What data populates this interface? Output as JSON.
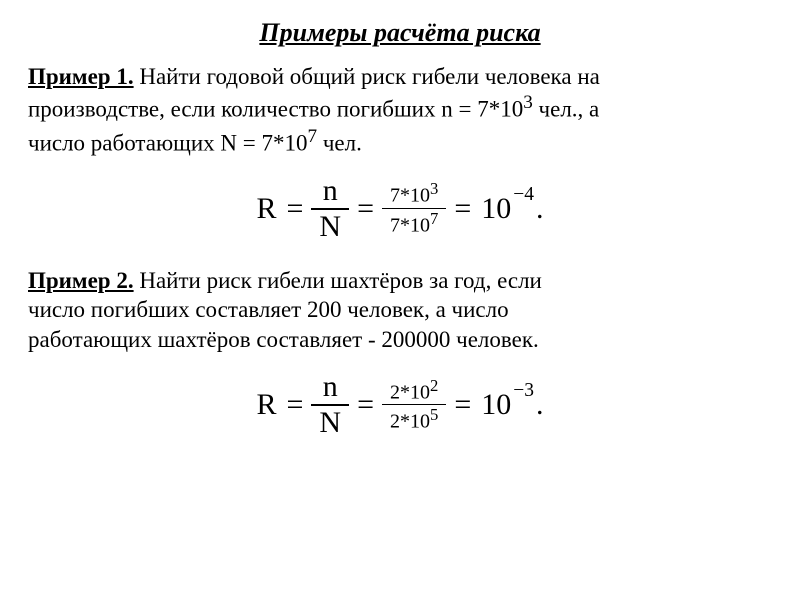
{
  "title": "Примеры расчёта риска",
  "example1": {
    "lead": "Пример 1.",
    "text1": " Найти годовой общий риск гибели человека на",
    "text2": "производстве, если количество погибших  n = 7*10",
    "exp1": "3",
    "text3": " чел., а",
    "text4": "число работающих N = 7*10",
    "exp2": "7",
    "text5": " чел."
  },
  "eq1": {
    "R": "R",
    "eq_sign1": "=",
    "frac1_num": "n",
    "frac1_den": "N",
    "eq_sign2": "=",
    "frac2_num_a": "7*10",
    "frac2_num_exp": "3",
    "frac2_den_a": "7*10",
    "frac2_den_exp": "7",
    "eq_sign3": "=",
    "res_base": "10",
    "res_exp": "−4",
    "dot": "."
  },
  "example2": {
    "lead": "Пример 2.",
    "text1": " Найти риск гибели шахтёров за год, если",
    "text2": "число погибших составляет 200 человек, а число",
    "text3": "работающих шахтёров составляет - 200000 человек."
  },
  "eq2": {
    "R": "R",
    "eq_sign1": "=",
    "frac1_num": "n",
    "frac1_den": "N",
    "eq_sign2": "=",
    "frac2_num_a": "2*10",
    "frac2_num_exp": "2",
    "frac2_den_a": "2*10",
    "frac2_den_exp": "5",
    "eq_sign3": "=",
    "res_base": "10",
    "res_exp": "−3",
    "dot": "."
  },
  "style": {
    "background": "#ffffff",
    "text_color": "#000000",
    "title_fontsize": 26,
    "body_fontsize": 23,
    "eq_fontsize": 30,
    "small_frac_fontsize": 20,
    "font_family": "Times New Roman"
  }
}
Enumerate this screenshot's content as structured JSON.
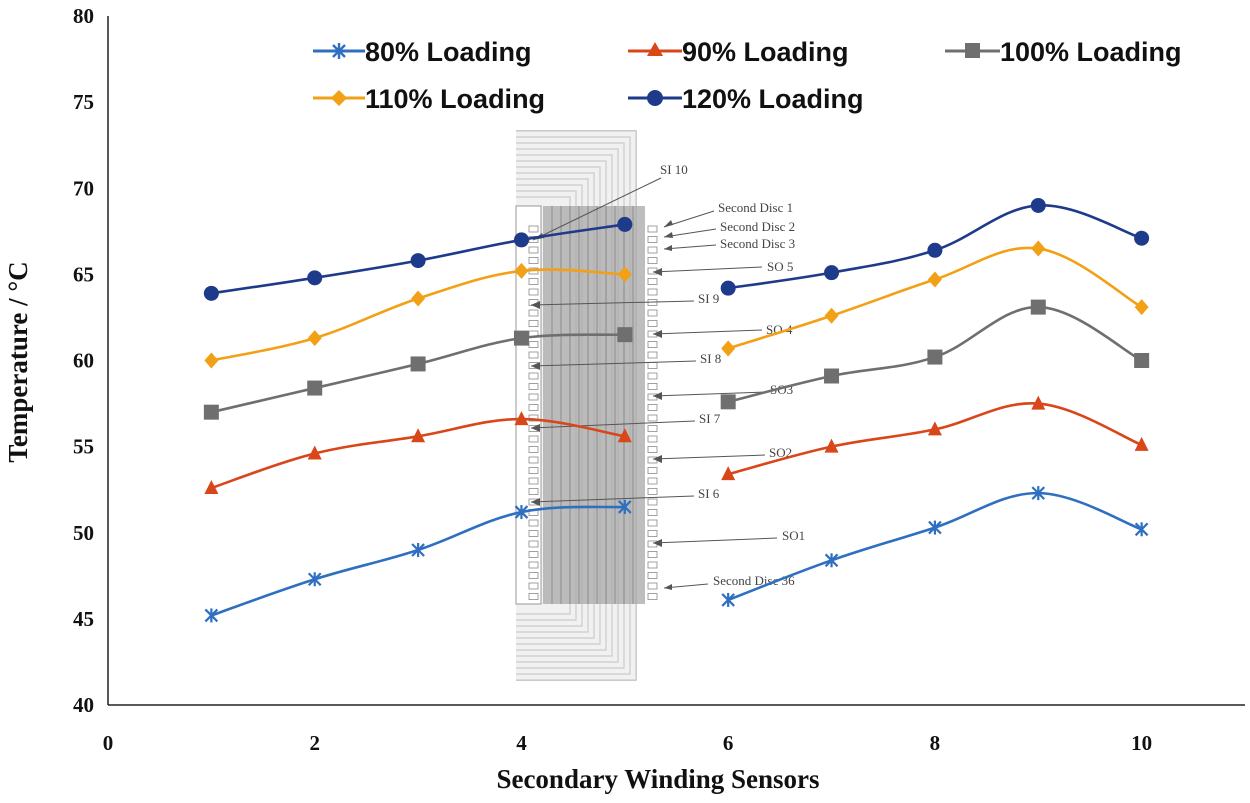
{
  "chart_data": {
    "type": "line",
    "title": "",
    "xlabel": "Secondary Winding Sensors",
    "ylabel": "Temperature / °C",
    "xlim": [
      0,
      11
    ],
    "ylim": [
      40,
      80
    ],
    "x_ticks": [
      "0",
      "2",
      "4",
      "6",
      "8",
      "10"
    ],
    "y_ticks": [
      "40",
      "45",
      "50",
      "55",
      "60",
      "65",
      "70",
      "75",
      "80"
    ],
    "grid": false,
    "legend_position": "top",
    "segments": [
      {
        "x": [
          1,
          2,
          3,
          4,
          5
        ]
      },
      {
        "x": [
          6,
          7,
          8,
          9,
          10
        ]
      }
    ],
    "series": [
      {
        "name": "80% Loading",
        "color": "#2e6fc0",
        "marker": "star",
        "values": [
          45.2,
          47.3,
          49.0,
          51.2,
          51.5,
          46.1,
          48.4,
          50.3,
          52.3,
          50.2
        ]
      },
      {
        "name": "90% Loading",
        "color": "#d9461a",
        "marker": "triangle",
        "values": [
          52.6,
          54.6,
          55.6,
          56.6,
          55.6,
          53.4,
          55.0,
          56.0,
          57.5,
          55.1
        ]
      },
      {
        "name": "100% Loading",
        "color": "#6f6f6f",
        "marker": "square",
        "values": [
          57.0,
          58.4,
          59.8,
          61.3,
          61.5,
          57.6,
          59.1,
          60.2,
          63.1,
          60.0
        ]
      },
      {
        "name": "110% Loading",
        "color": "#f2a015",
        "marker": "diamond",
        "values": [
          60.0,
          61.3,
          63.6,
          65.2,
          65.0,
          60.7,
          62.6,
          64.7,
          66.5,
          63.1
        ]
      },
      {
        "name": "120% Loading",
        "color": "#1e3a8a",
        "marker": "circle",
        "values": [
          63.9,
          64.8,
          65.8,
          67.0,
          67.9,
          64.2,
          65.1,
          66.4,
          69.0,
          67.1
        ]
      }
    ],
    "inset_labels": {
      "left": [
        "SI 10",
        "SI 9",
        "SI 8",
        "SI 7",
        "SI 6"
      ],
      "right": [
        "Second Disc 1",
        "Second Disc 2",
        "Second Disc 3",
        "SO 5",
        "SO 4",
        "SO3",
        "SO2",
        "SO1",
        "Second Disc 36"
      ]
    }
  }
}
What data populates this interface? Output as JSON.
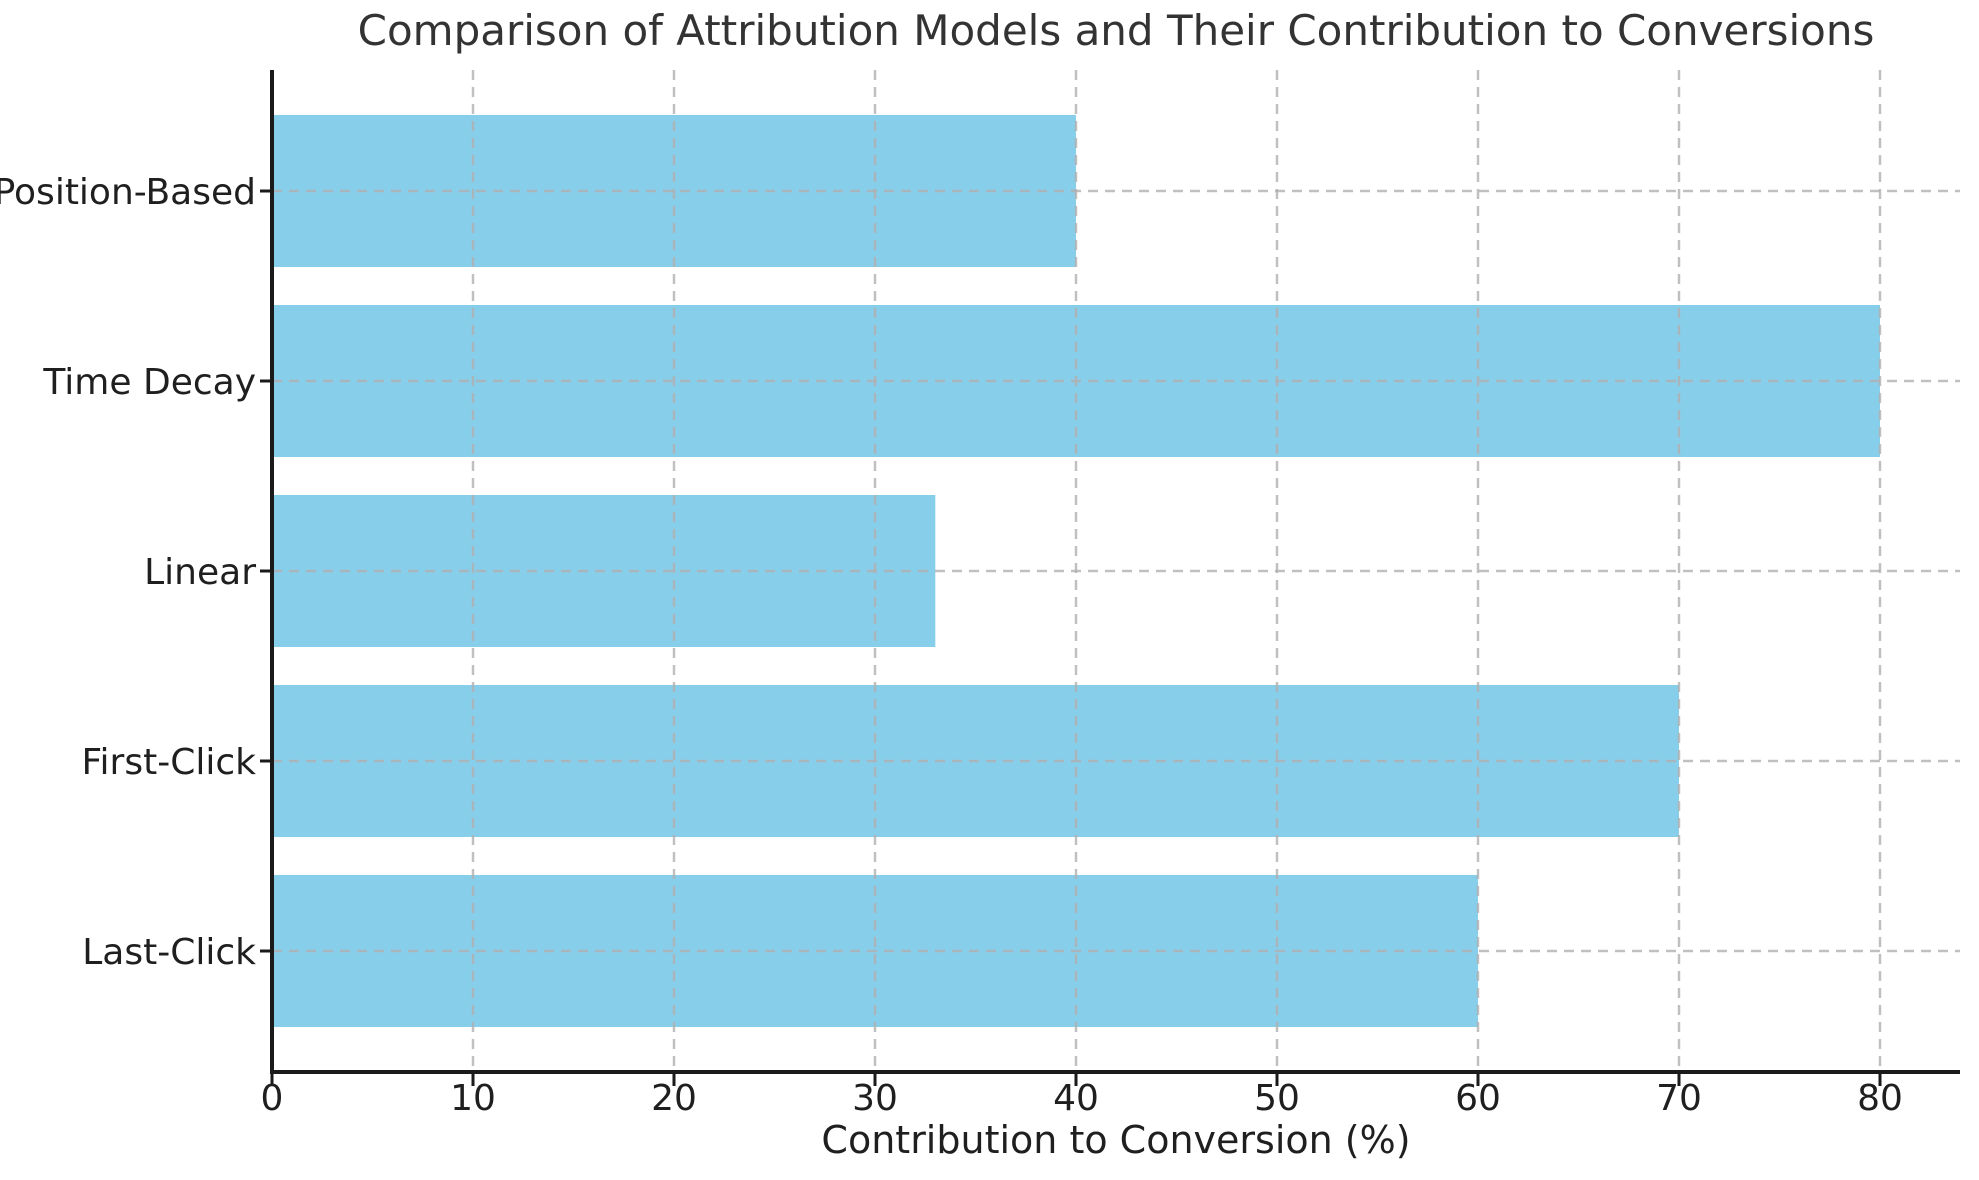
{
  "chart_data": {
    "type": "bar",
    "orientation": "horizontal",
    "title": "Comparison of Attribution Models and Their Contribution to Conversions",
    "xlabel": "Contribution to Conversion (%)",
    "ylabel": "",
    "categories": [
      "Position-Based",
      "Time Decay",
      "Linear",
      "First-Click",
      "Last-Click"
    ],
    "values": [
      40,
      80,
      33,
      70,
      60
    ],
    "xticks": [
      0,
      10,
      20,
      30,
      40,
      50,
      60,
      70,
      80
    ],
    "xlim": [
      0,
      84
    ],
    "grid": true,
    "grid_style": "dashed",
    "grid_color": "#b0b0b0",
    "bar_color": "#87CEEB",
    "spine_color": "#1a1a1a",
    "text_color": "#1f1f1f",
    "title_color": "#333333",
    "background_color": "#ffffff",
    "legend": null
  }
}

WHAT IS REQUIRED
With the pictures omitted, reproduce the records in full and exactly.

EXPECTED OUTPUT
What data populates this interface? Output as JSON.
{
  "title": "Примеры расчёта риска",
  "example1": {
    "lead": "Пример 1.",
    "text1": " Найти годовой общий риск гибели человека на",
    "text2": "производстве, если количество погибших  n = 7*10",
    "exp1": "3",
    "text3": " чел., а",
    "text4": "число работающих N = 7*10",
    "exp2": "7",
    "text5": " чел."
  },
  "eq1": {
    "R": "R",
    "eq_sign1": "=",
    "frac1_num": "n",
    "frac1_den": "N",
    "eq_sign2": "=",
    "frac2_num_a": "7*10",
    "frac2_num_exp": "3",
    "frac2_den_a": "7*10",
    "frac2_den_exp": "7",
    "eq_sign3": "=",
    "res_base": "10",
    "res_exp": "−4",
    "dot": "."
  },
  "example2": {
    "lead": "Пример 2.",
    "text1": " Найти риск гибели шахтёров за год, если",
    "text2": "число погибших составляет 200 человек, а число",
    "text3": "работающих шахтёров составляет - 200000 человек."
  },
  "eq2": {
    "R": "R",
    "eq_sign1": "=",
    "frac1_num": "n",
    "frac1_den": "N",
    "eq_sign2": "=",
    "frac2_num_a": "2*10",
    "frac2_num_exp": "2",
    "frac2_den_a": "2*10",
    "frac2_den_exp": "5",
    "eq_sign3": "=",
    "res_base": "10",
    "res_exp": "−3",
    "dot": "."
  },
  "style": {
    "background": "#ffffff",
    "text_color": "#000000",
    "title_fontsize": 26,
    "body_fontsize": 23,
    "eq_fontsize": 30,
    "small_frac_fontsize": 20,
    "font_family": "Times New Roman"
  }
}
Enumerate this screenshot's content as structured JSON.
{
  "chart_data": {
    "type": "line",
    "title": "",
    "xlabel": "Secondary Winding Sensors",
    "ylabel": "Temperature / °C",
    "xlim": [
      0,
      11
    ],
    "ylim": [
      40,
      80
    ],
    "x_ticks": [
      "0",
      "2",
      "4",
      "6",
      "8",
      "10"
    ],
    "y_ticks": [
      "40",
      "45",
      "50",
      "55",
      "60",
      "65",
      "70",
      "75",
      "80"
    ],
    "grid": false,
    "legend_position": "top",
    "segments": [
      {
        "x": [
          1,
          2,
          3,
          4,
          5
        ]
      },
      {
        "x": [
          6,
          7,
          8,
          9,
          10
        ]
      }
    ],
    "series": [
      {
        "name": "80% Loading",
        "color": "#2e6fc0",
        "marker": "star",
        "values": [
          45.2,
          47.3,
          49.0,
          51.2,
          51.5,
          46.1,
          48.4,
          50.3,
          52.3,
          50.2
        ]
      },
      {
        "name": "90% Loading",
        "color": "#d9461a",
        "marker": "triangle",
        "values": [
          52.6,
          54.6,
          55.6,
          56.6,
          55.6,
          53.4,
          55.0,
          56.0,
          57.5,
          55.1
        ]
      },
      {
        "name": "100% Loading",
        "color": "#6f6f6f",
        "marker": "square",
        "values": [
          57.0,
          58.4,
          59.8,
          61.3,
          61.5,
          57.6,
          59.1,
          60.2,
          63.1,
          60.0
        ]
      },
      {
        "name": "110% Loading",
        "color": "#f2a015",
        "marker": "diamond",
        "values": [
          60.0,
          61.3,
          63.6,
          65.2,
          65.0,
          60.7,
          62.6,
          64.7,
          66.5,
          63.1
        ]
      },
      {
        "name": "120% Loading",
        "color": "#1e3a8a",
        "marker": "circle",
        "values": [
          63.9,
          64.8,
          65.8,
          67.0,
          67.9,
          64.2,
          65.1,
          66.4,
          69.0,
          67.1
        ]
      }
    ],
    "inset_labels": {
      "left": [
        "SI 10",
        "SI 9",
        "SI 8",
        "SI 7",
        "SI 6"
      ],
      "right": [
        "Second Disc 1",
        "Second Disc 2",
        "Second Disc 3",
        "SO 5",
        "SO 4",
        "SO3",
        "SO2",
        "SO1",
        "Second Disc 36"
      ]
    }
  }
}
What data populates this interface? Output as JSON.
{
  "chart_data": {
    "type": "bar",
    "orientation": "horizontal",
    "title": "Comparison of Attribution Models and Their Contribution to Conversions",
    "xlabel": "Contribution to Conversion (%)",
    "ylabel": "",
    "categories": [
      "Position-Based",
      "Time Decay",
      "Linear",
      "First-Click",
      "Last-Click"
    ],
    "values": [
      40,
      80,
      33,
      70,
      60
    ],
    "xticks": [
      0,
      10,
      20,
      30,
      40,
      50,
      60,
      70,
      80
    ],
    "xlim": [
      0,
      84
    ],
    "grid": true,
    "grid_style": "dashed",
    "grid_color": "#b0b0b0",
    "bar_color": "#87CEEB",
    "spine_color": "#1a1a1a",
    "text_color": "#1f1f1f",
    "title_color": "#333333",
    "background_color": "#ffffff",
    "legend": null
  }
}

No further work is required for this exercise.